For the further theoretical analysis, we performed 3D finite-difference time-domain (FDTD) simulations using a commercial software package (Lumerical FDTD Solution, Lumerical Inc.). We modelled the nanotube structures as hexagonal hole arrays with 70 nm diameter and 100 nm lattice, based on the SEM images. The maximum thickness of bulk, NT, and MPNT layer was 5 µm. The boundary conditions were set as periodic for the x- and y- directions and as perfectly matched layer (PML) conditions for the z-direction. The plane wave source in the range of 350 to 800 nm was incident to the structure with x-polarization. Figure 5(a) shows the reflectance spectrum of bulk, NT, and MPNT structures. Under the UV wavelength (λ<400 nm), the reflectance becomes lower in the order of bulk, NT, and MPNT. In the visible spectrum, Fabry-Perot fringes are shown in the reflectance spectra while the amplitude of the fringes is smaller for the NT and MPNT compared with the bulk structure. The simulated average reflectance of bulk, NT, and MPNT are 26%, 20%, and 14%, respectively, in 350 – 800 nm wavelength range. Also, we obtained FDTD-simulated electric field profiles |E|/|E0| (E is the amplitude of local electric field and E0 is that of incident field) at 350 nm wavelength. Figure 5(b) and Fig. 5(c) show the electric field profile of bulk and NT, respectively. For NT, more light goes into the TiO2 layer compared with the bulk. For MPNT, the electric field is enhanced in the moth-eye structure, as well as the light penetrates through the holes, as shown in Fig. 5(d). These FDTD simulation results show the beneficial effects of porous nanotube and moth-eye patterning for antireflection.
Fig. 5 (a) FDTD-simulated reflection spectra of bulk, NT, and MPNT structures on Ti substrate. E-field profiles of (b) bulk, (c) NT, and (d) MPNT, at 350 nm wavelength.

> **Given records**:
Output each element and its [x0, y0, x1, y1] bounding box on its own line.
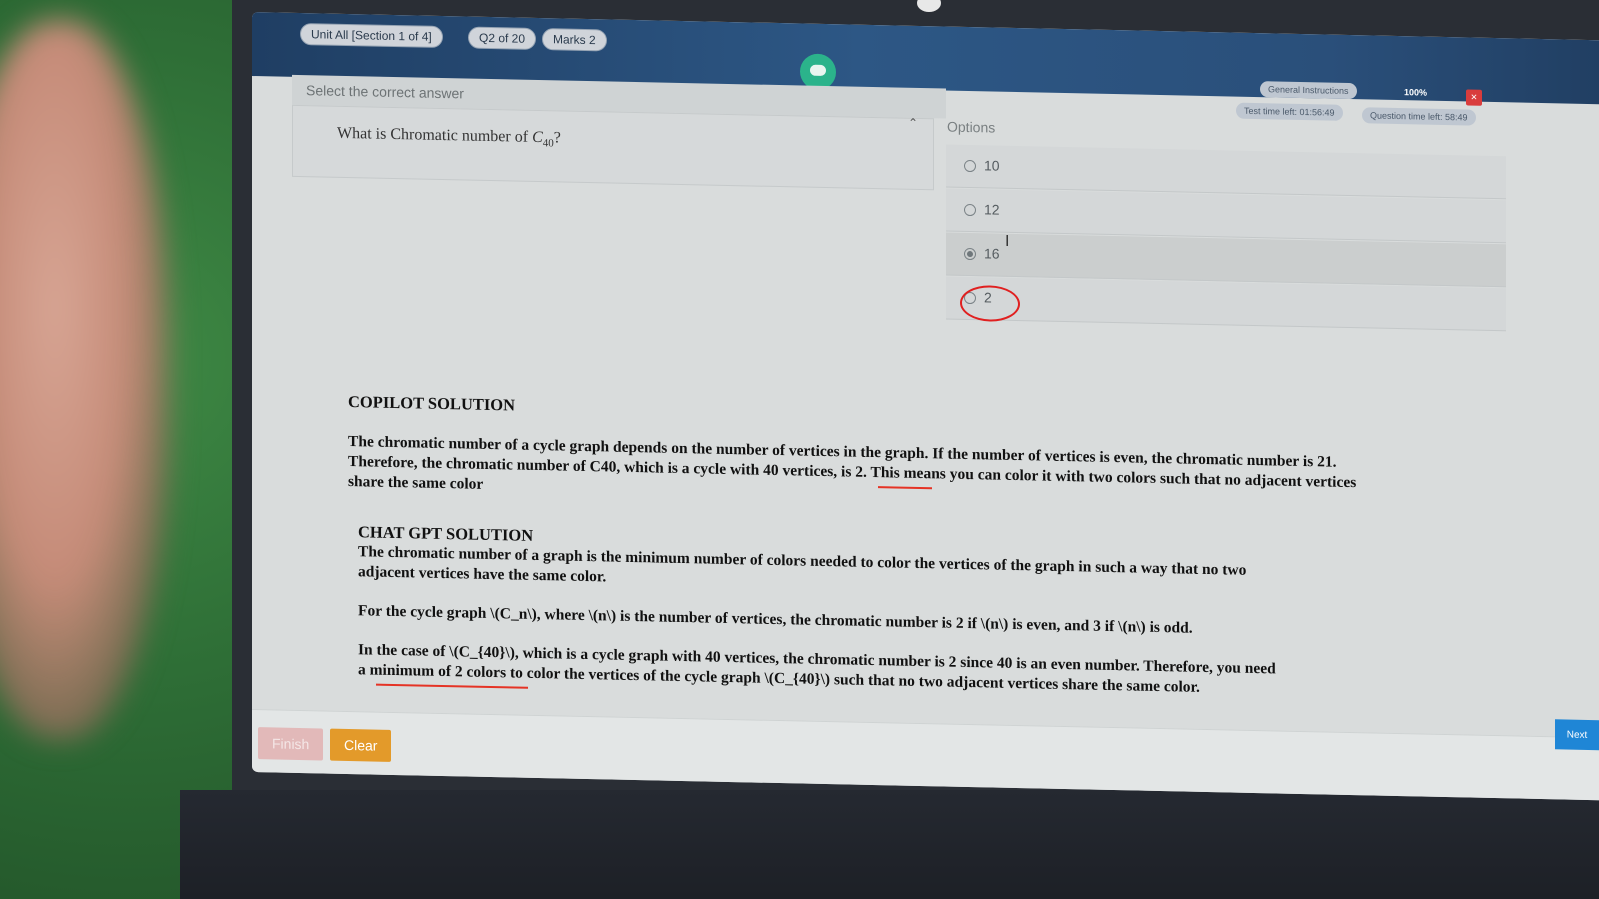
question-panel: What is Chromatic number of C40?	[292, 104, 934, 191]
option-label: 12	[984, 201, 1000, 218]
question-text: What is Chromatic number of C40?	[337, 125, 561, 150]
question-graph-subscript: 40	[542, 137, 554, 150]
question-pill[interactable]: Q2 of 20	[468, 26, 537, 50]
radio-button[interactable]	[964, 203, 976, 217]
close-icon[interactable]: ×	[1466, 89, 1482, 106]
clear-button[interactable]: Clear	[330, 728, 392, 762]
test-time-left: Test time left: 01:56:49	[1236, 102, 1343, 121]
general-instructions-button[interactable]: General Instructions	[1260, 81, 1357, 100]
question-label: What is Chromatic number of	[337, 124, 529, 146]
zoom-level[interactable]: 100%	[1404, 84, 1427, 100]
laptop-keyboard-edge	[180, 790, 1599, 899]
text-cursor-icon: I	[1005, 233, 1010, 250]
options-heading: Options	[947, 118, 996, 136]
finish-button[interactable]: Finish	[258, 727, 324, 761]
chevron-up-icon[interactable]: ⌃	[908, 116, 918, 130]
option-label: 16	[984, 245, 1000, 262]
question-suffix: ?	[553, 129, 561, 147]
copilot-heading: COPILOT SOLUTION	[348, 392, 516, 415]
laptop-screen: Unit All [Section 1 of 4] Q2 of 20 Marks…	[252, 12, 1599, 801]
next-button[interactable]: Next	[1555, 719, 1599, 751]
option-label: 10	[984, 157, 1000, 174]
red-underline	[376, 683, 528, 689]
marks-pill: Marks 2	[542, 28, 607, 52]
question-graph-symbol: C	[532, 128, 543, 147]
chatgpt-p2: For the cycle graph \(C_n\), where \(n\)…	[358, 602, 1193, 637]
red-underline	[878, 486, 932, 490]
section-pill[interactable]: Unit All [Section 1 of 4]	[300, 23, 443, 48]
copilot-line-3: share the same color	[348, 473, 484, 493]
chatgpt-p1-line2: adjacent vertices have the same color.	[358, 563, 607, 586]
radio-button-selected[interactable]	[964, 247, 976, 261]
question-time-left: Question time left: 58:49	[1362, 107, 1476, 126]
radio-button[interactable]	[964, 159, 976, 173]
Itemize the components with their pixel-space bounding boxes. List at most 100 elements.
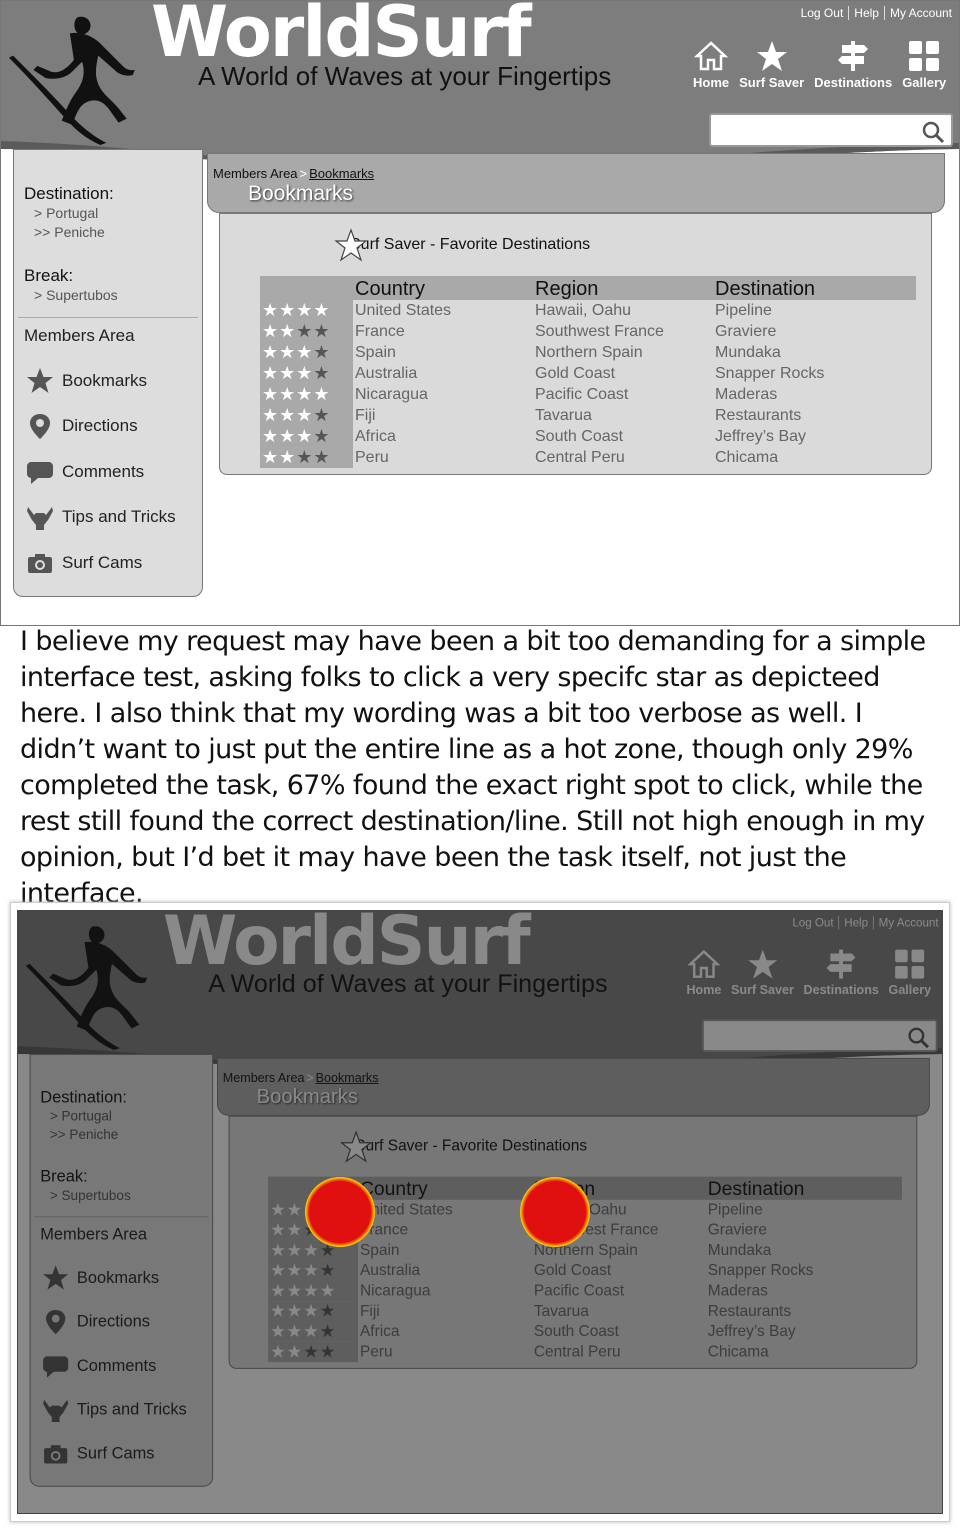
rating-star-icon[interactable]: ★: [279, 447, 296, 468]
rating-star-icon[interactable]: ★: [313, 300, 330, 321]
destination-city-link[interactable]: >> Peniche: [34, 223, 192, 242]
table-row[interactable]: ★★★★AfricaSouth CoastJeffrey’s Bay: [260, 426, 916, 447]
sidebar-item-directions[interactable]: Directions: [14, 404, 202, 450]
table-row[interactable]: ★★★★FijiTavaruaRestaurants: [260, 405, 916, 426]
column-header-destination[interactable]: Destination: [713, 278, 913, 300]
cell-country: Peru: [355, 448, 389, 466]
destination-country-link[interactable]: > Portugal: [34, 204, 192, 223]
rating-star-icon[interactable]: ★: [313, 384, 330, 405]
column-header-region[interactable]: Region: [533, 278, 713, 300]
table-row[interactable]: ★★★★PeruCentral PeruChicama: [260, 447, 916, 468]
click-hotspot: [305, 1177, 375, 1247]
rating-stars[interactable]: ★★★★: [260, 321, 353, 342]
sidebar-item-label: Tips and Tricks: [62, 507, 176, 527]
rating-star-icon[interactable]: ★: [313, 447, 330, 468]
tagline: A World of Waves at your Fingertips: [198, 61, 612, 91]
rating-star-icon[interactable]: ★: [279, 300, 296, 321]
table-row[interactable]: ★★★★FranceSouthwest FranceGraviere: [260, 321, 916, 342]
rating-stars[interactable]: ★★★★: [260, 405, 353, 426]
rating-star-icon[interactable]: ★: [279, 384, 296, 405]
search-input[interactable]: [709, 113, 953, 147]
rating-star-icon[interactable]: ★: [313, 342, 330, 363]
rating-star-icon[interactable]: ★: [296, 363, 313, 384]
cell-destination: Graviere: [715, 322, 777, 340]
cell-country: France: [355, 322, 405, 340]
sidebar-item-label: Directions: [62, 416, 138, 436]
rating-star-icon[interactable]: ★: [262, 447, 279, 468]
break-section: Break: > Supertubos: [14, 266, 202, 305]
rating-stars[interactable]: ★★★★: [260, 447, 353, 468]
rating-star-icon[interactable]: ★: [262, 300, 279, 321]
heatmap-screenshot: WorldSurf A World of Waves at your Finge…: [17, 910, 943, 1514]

> **Exercise requirements**:
[A] Write out the part of the FDTD simulation text starting at "Fig. 5 (a) FDTD-simulated" and ending at "MPNT, at 350 nm wavelength.".
[B] Extend the text on the FDTD simulations of the nanotube structures, picking up after its final sentence.

> **Final answers**:
[A]
Fig. 5 (a) FDTD-simulated reflection spectra of bulk, NT, and MPNT structures on Ti substrate. E-field profiles of (b) bulk, (c) NT, and (d) MPNT, at 350 nm wavelength.

[B]
Following the theoretical calculations, we experimentally characterized the optical properties of the fabricated structures. The total reflection (sum of the specular and diffuse reflections) spectrum in the UV-Vis-NIR wavelength range was measured using a spectrophotometer (UV3600, Shimadzu Scientific Instruments) equipped with a BaSO4–coated integrating sphere (MPC–3100). Figure 6 shows the reflection spectrum of NTs and MPNTs. The moth-eye-patterned sample shows a lower reflection compared with that of the bare sample over the broadband spectrum of 300–800 nm. There were no Fabry-Perot fringes in the spectrum, which might be due to the defects in the TiO2 NT layer, thermal oxidation layer after annealing, and irregular surface of Ti substrate. The average reflectance of NTs and MPNTs are 23.2% and 18.2%, respectively, in 300–800 nm wavelength range. Thus, the average reduction in reflection is 21%. Under the UV wavelength of 350 nm, NTs show 14.1% reflectance, whereas MPNTs show 6.3%, which is a 55% reduction in reflection. In the UV regime, TiO2 layer absorbs the incident light. However, a considerable portion of the light is reflected from the surface of the unpatterned TiO2 layer because of the abrupt change of RI at air/TiO2 interface. By reducing the effective RI of the TiO2 layer, the RI change at the interface is reduced. As a result, reflected light decreases, and more light is penetrated and absorbed in the TiO2 layer. When the wavelength is larger than 550 nm, the incident light would not be absorbed from the TiO2 layer, as can be predicted from k value in Fig. 4(b). In that case, the reduced reflection, i.e. the absorption enhancement, would occur from the Ti substrate, because the Ti absorbs visible light.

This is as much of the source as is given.